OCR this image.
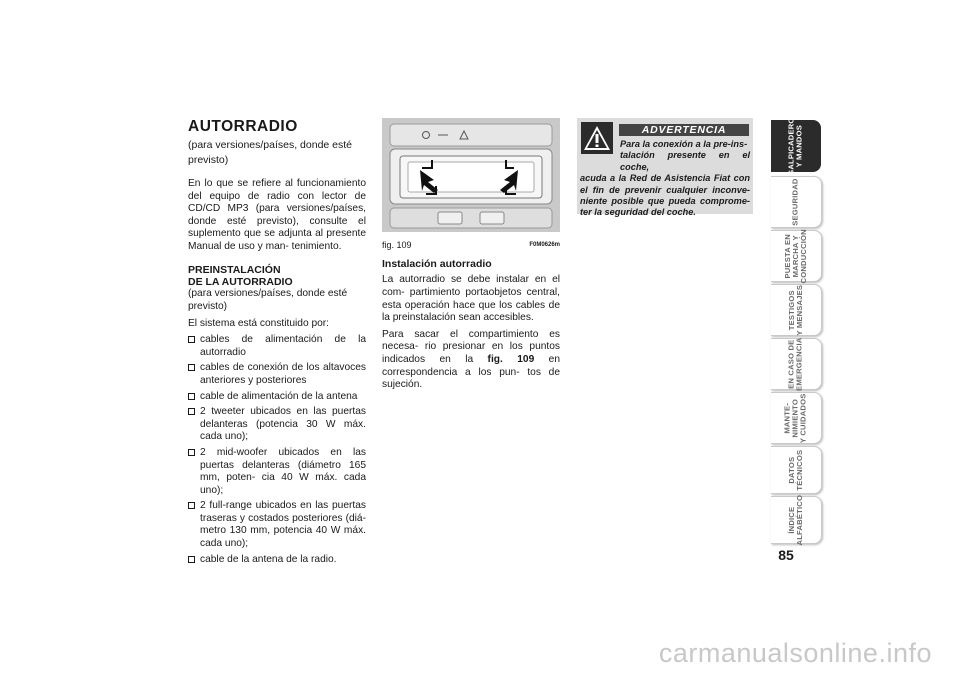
AUTORRADIO

(para versiones/países, donde esté previsto)

En lo que se refiere al funcionamiento del equipo de radio con lector de CD/CD MP3 (para versiones/países, donde esté previsto), consulte el suplemento que se adjunta al presente Manual de uso y man- tenimiento.

PREINSTALACIÓN

DE LA AUTORRADIO

(para versiones/países, donde esté previsto)

El sistema está constituido por:

cables de alimentación de la autorradio
cables de conexión de los altavoces anteriores y posteriores
cable de alimentación de la antena
2 tweeter ubicados en las puertas delanteras (potencia 30 W máx. cada uno);
2 mid-woofer ubicados en las puertas delanteras (diámetro 165 mm, poten- cia 40 W máx. cada uno);
2 full-range ubicados en las puertas traseras y costados posteriores (diá- metro 130 mm, potencia 40 W máx. cada uno);
cable de la antena de la radio.
fig. 109	F0M0626m

Instalación autorradio

La autorradio se debe instalar en el com- partimiento portaobjetos central, esta operación hace que los cables de la preinstalación sean accesibles.

Para sacar el compartimiento es necesa- rio presionar en los puntos indicados en la fig. 109 en correspondencia a los pun- tos de sujeción.

ADVERTENCIA
Para la conexión a la pre-ins-
talación presente en el coche,
acuda a la Red de Asistencia Fiat con el fin de prevenir cualquier inconve- niente posible que pueda comprome- ter la seguridad del coche.
SALPICADERO
Y MANDOS
SEGURIDAD
PUESTA EN
MARCHA Y
CONDUCCIÓN
TESTIGOS
Y MENSAJES
EN CASO DE
EMERGENCIA
MANTE-
NIMIENTO
Y CUIDADOS
DATOS
TÉCNICOS
ÍNDICE
ALFABÉTICO
85
carmanualsonline.info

::::

Problem:
Pull out every line in the material above where "conexión" occurs.

Correct result:
cables de conexión de los altavoces anteriores y posteriores
Para la conexión a la pre-ins-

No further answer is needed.